— Aim —
Output the records. Match them exactly.

[Data items]
----

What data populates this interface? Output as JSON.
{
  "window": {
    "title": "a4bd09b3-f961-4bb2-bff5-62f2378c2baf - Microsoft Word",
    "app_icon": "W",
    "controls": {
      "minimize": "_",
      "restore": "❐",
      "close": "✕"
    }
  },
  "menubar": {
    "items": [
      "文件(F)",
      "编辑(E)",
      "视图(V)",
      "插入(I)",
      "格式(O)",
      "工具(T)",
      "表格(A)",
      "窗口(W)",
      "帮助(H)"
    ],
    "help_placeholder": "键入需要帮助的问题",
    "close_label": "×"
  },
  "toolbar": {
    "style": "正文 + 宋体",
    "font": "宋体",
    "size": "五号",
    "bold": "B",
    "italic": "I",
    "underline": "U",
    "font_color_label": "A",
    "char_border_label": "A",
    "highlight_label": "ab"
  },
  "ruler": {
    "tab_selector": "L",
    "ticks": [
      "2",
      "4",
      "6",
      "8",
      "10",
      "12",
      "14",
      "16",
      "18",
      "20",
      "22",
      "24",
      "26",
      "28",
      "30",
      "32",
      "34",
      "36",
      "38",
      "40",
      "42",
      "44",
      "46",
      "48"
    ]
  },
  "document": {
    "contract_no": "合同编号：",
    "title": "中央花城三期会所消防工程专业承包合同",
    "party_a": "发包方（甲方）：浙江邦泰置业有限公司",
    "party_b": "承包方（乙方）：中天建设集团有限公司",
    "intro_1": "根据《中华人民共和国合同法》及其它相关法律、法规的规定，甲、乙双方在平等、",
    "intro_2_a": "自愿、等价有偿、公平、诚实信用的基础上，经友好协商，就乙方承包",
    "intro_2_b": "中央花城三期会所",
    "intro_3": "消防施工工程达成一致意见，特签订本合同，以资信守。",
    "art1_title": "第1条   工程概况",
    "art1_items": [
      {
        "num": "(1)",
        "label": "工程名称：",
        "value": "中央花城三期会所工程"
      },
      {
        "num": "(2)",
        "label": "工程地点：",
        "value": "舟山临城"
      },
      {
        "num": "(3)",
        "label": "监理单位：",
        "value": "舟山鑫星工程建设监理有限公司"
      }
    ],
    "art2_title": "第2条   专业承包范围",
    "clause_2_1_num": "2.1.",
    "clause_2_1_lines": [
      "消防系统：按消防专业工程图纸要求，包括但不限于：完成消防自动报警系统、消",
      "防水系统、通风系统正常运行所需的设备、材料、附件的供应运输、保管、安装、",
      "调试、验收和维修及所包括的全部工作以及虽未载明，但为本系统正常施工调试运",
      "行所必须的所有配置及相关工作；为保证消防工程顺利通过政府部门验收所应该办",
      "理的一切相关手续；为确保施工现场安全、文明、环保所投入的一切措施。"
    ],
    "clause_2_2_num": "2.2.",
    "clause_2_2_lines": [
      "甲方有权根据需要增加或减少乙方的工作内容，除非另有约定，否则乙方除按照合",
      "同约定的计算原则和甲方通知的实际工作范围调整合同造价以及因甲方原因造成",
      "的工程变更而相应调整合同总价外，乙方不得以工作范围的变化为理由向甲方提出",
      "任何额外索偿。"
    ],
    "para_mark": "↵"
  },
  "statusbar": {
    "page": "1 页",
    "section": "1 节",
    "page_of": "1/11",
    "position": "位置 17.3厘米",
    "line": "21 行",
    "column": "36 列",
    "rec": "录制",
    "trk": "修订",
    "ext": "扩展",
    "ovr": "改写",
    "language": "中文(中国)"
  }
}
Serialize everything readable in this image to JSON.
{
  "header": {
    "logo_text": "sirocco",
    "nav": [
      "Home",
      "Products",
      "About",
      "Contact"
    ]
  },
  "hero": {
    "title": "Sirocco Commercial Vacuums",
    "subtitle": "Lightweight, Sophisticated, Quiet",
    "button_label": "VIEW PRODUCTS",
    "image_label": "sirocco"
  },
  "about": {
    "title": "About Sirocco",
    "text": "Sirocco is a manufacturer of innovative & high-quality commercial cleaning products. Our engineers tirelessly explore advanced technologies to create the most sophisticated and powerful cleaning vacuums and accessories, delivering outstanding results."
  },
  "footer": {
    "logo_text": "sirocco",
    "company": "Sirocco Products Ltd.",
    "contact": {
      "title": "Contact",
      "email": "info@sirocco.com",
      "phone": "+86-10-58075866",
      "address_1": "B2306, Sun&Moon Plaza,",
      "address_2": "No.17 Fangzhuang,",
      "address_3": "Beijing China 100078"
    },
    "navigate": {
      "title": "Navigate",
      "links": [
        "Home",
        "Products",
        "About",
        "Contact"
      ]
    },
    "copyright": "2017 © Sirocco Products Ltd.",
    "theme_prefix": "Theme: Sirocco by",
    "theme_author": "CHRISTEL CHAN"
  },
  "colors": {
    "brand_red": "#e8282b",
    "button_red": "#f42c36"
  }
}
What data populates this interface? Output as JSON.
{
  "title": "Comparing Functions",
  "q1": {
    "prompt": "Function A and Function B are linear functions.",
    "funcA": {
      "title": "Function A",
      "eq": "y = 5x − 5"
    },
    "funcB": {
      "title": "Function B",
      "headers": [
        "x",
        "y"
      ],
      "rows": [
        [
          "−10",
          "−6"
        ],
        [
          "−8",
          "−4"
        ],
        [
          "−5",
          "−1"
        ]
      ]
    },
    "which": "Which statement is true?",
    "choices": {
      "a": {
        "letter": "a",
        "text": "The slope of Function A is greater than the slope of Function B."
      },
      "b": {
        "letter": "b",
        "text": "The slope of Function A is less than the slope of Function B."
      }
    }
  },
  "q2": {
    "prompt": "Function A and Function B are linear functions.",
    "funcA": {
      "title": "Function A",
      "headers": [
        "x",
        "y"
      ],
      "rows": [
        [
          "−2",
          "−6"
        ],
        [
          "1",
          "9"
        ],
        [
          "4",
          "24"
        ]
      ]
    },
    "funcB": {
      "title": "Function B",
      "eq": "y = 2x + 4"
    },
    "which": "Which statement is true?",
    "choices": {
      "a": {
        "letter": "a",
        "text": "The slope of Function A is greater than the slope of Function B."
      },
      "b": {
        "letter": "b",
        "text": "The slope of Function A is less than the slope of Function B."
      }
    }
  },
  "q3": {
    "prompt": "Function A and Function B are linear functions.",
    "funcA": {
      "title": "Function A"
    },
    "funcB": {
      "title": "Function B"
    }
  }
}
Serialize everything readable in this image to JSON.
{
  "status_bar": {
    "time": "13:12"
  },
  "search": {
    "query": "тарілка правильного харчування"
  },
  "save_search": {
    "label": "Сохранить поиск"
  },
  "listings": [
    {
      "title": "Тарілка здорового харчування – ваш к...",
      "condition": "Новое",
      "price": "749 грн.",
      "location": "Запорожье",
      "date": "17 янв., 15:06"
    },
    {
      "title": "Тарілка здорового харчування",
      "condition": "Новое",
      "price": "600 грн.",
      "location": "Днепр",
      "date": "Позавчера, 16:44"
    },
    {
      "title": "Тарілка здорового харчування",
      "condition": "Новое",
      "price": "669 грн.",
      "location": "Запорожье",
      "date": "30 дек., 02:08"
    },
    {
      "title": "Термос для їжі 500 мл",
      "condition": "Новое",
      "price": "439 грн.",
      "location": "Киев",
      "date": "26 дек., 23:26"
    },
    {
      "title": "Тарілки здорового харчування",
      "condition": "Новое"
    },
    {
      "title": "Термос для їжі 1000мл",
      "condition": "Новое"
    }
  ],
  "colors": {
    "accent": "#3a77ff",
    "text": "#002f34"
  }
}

----

— Exercise result —
What data populates this interface? Output as JSON.
{
  "window": {
    "title": "a4bd09b3-f961-4bb2-bff5-62f2378c2baf - Microsoft Word",
    "app_icon": "W",
    "controls": {
      "minimize": "_",
      "restore": "❐",
      "close": "✕"
    }
  },
  "menubar": {
    "items": [
      "文件(F)",
      "编辑(E)",
      "视图(V)",
      "插入(I)",
      "格式(O)",
      "工具(T)",
      "表格(A)",
      "窗口(W)",
      "帮助(H)"
    ],
    "help_placeholder": "键入需要帮助的问题",
    "close_label": "×"
  },
  "toolbar": {
    "style": "正文 + 宋体",
    "font": "宋体",
    "size": "五号",
    "bold": "B",
    "italic": "I",
    "underline": "U",
    "font_color_label": "A",
    "char_border_label": "A",
    "highlight_label": "ab"
  },
  "ruler": {
    "tab_selector": "L",
    "ticks": [
      "2",
      "4",
      "6",
      "8",
      "10",
      "12",
      "14",
      "16",
      "18",
      "20",
      "22",
      "24",
      "26",
      "28",
      "30",
      "32",
      "34",
      "36",
      "38",
      "40",
      "42",
      "44",
      "46",
      "48"
    ]
  },
  "document": {
    "contract_no": "合同编号：",
    "title": "中央花城三期会所消防工程专业承包合同",
    "party_a": "发包方（甲方）：浙江邦泰置业有限公司",
    "party_b": "承包方（乙方）：中天建设集团有限公司",
    "intro_1": "根据《中华人民共和国合同法》及其它相关法律、法规的规定，甲、乙双方在平等、",
    "intro_2_a": "自愿、等价有偿、公平、诚实信用的基础上，经友好协商，就乙方承包",
    "intro_2_b": "中央花城三期会所",
    "intro_3": "消防施工工程达成一致意见，特签订本合同，以资信守。",
    "art1_title": "第1条   工程概况",
    "art1_items": [
      {
        "num": "(1)",
        "label": "工程名称：",
        "value": "中央花城三期会所工程"
      },
      {
        "num": "(2)",
        "label": "工程地点：",
        "value": "舟山临城"
      },
      {
        "num": "(3)",
        "label": "监理单位：",
        "value": "舟山鑫星工程建设监理有限公司"
      }
    ],
    "art2_title": "第2条   专业承包范围",
    "clause_2_1_num": "2.1.",
    "clause_2_1_lines": [
      "消防系统：按消防专业工程图纸要求，包括但不限于：完成消防自动报警系统、消",
      "防水系统、通风系统正常运行所需的设备、材料、附件的供应运输、保管、安装、",
      "调试、验收和维修及所包括的全部工作以及虽未载明，但为本系统正常施工调试运",
      "行所必须的所有配置及相关工作；为保证消防工程顺利通过政府部门验收所应该办",
      "理的一切相关手续；为确保施工现场安全、文明、环保所投入的一切措施。"
    ],
    "clause_2_2_num": "2.2.",
    "clause_2_2_lines": [
      "甲方有权根据需要增加或减少乙方的工作内容，除非另有约定，否则乙方除按照合",
      "同约定的计算原则和甲方通知的实际工作范围调整合同造价以及因甲方原因造成",
      "的工程变更而相应调整合同总价外，乙方不得以工作范围的变化为理由向甲方提出",
      "任何额外索偿。"
    ],
    "para_mark": "↵"
  },
  "statusbar": {
    "page": "1 页",
    "section": "1 节",
    "page_of": "1/11",
    "position": "位置 17.3厘米",
    "line": "21 行",
    "column": "36 列",
    "rec": "录制",
    "trk": "修订",
    "ext": "扩展",
    "ovr": "改写",
    "language": "中文(中国)"
  }
}
Serialize everything readable in this image to JSON.
{
  "header": {
    "logo_text": "sirocco",
    "nav": [
      "Home",
      "Products",
      "About",
      "Contact"
    ]
  },
  "hero": {
    "title": "Sirocco Commercial Vacuums",
    "subtitle": "Lightweight, Sophisticated, Quiet",
    "button_label": "VIEW PRODUCTS",
    "image_label": "sirocco"
  },
  "about": {
    "title": "About Sirocco",
    "text": "Sirocco is a manufacturer of innovative & high-quality commercial cleaning products. Our engineers tirelessly explore advanced technologies to create the most sophisticated and powerful cleaning vacuums and accessories, delivering outstanding results."
  },
  "footer": {
    "logo_text": "sirocco",
    "company": "Sirocco Products Ltd.",
    "contact": {
      "title": "Contact",
      "email": "info@sirocco.com",
      "phone": "+86-10-58075866",
      "address_1": "B2306, Sun&Moon Plaza,",
      "address_2": "No.17 Fangzhuang,",
      "address_3": "Beijing China 100078"
    },
    "navigate": {
      "title": "Navigate",
      "links": [
        "Home",
        "Products",
        "About",
        "Contact"
      ]
    },
    "copyright": "2017 © Sirocco Products Ltd.",
    "theme_prefix": "Theme: Sirocco by",
    "theme_author": "CHRISTEL CHAN"
  },
  "colors": {
    "brand_red": "#e8282b",
    "button_red": "#f42c36"
  }
}
What data populates this interface? Output as JSON.
{
  "title": "Comparing Functions",
  "q1": {
    "prompt": "Function A and Function B are linear functions.",
    "funcA": {
      "title": "Function A",
      "eq": "y = 5x − 5"
    },
    "funcB": {
      "title": "Function B",
      "headers": [
        "x",
        "y"
      ],
      "rows": [
        [
          "−10",
          "−6"
        ],
        [
          "−8",
          "−4"
        ],
        [
          "−5",
          "−1"
        ]
      ]
    },
    "which": "Which statement is true?",
    "choices": {
      "a": {
        "letter": "a",
        "text": "The slope of Function A is greater than the slope of Function B."
      },
      "b": {
        "letter": "b",
        "text": "The slope of Function A is less than the slope of Function B."
      }
    }
  },
  "q2": {
    "prompt": "Function A and Function B are linear functions.",
    "funcA": {
      "title": "Function A",
      "headers": [
        "x",
        "y"
      ],
      "rows": [
        [
          "−2",
          "−6"
        ],
        [
          "1",
          "9"
        ],
        [
          "4",
          "24"
        ]
      ]
    },
    "funcB": {
      "title": "Function B",
      "eq": "y = 2x + 4"
    },
    "which": "Which statement is true?",
    "choices": {
      "a": {
        "letter": "a",
        "text": "The slope of Function A is greater than the slope of Function B."
      },
      "b": {
        "letter": "b",
        "text": "The slope of Function A is less than the slope of Function B."
      }
    }
  },
  "q3": {
    "prompt": "Function A and Function B are linear functions.",
    "funcA": {
      "title": "Function A"
    },
    "funcB": {
      "title": "Function B"
    }
  }
}
Serialize everything readable in this image to JSON.
{
  "status_bar": {
    "time": "13:12"
  },
  "search": {
    "query": "тарілка правильного харчування"
  },
  "save_search": {
    "label": "Сохранить поиск"
  },
  "listings": [
    {
      "title": "Тарілка здорового харчування – ваш к...",
      "condition": "Новое",
      "price": "749 грн.",
      "location": "Запорожье",
      "date": "17 янв., 15:06"
    },
    {
      "title": "Тарілка здорового харчування",
      "condition": "Новое",
      "price": "600 грн.",
      "location": "Днепр",
      "date": "Позавчера, 16:44"
    },
    {
      "title": "Тарілка здорового харчування",
      "condition": "Новое",
      "price": "669 грн.",
      "location": "Запорожье",
      "date": "30 дек., 02:08"
    },
    {
      "title": "Термос для їжі 500 мл",
      "condition": "Новое",
      "price": "439 грн.",
      "location": "Киев",
      "date": "26 дек., 23:26"
    },
    {
      "title": "Тарілки здорового харчування",
      "condition": "Новое"
    },
    {
      "title": "Термос для їжі 1000мл",
      "condition": "Новое"
    }
  ],
  "colors": {
    "accent": "#3a77ff",
    "text": "#002f34"
  }
}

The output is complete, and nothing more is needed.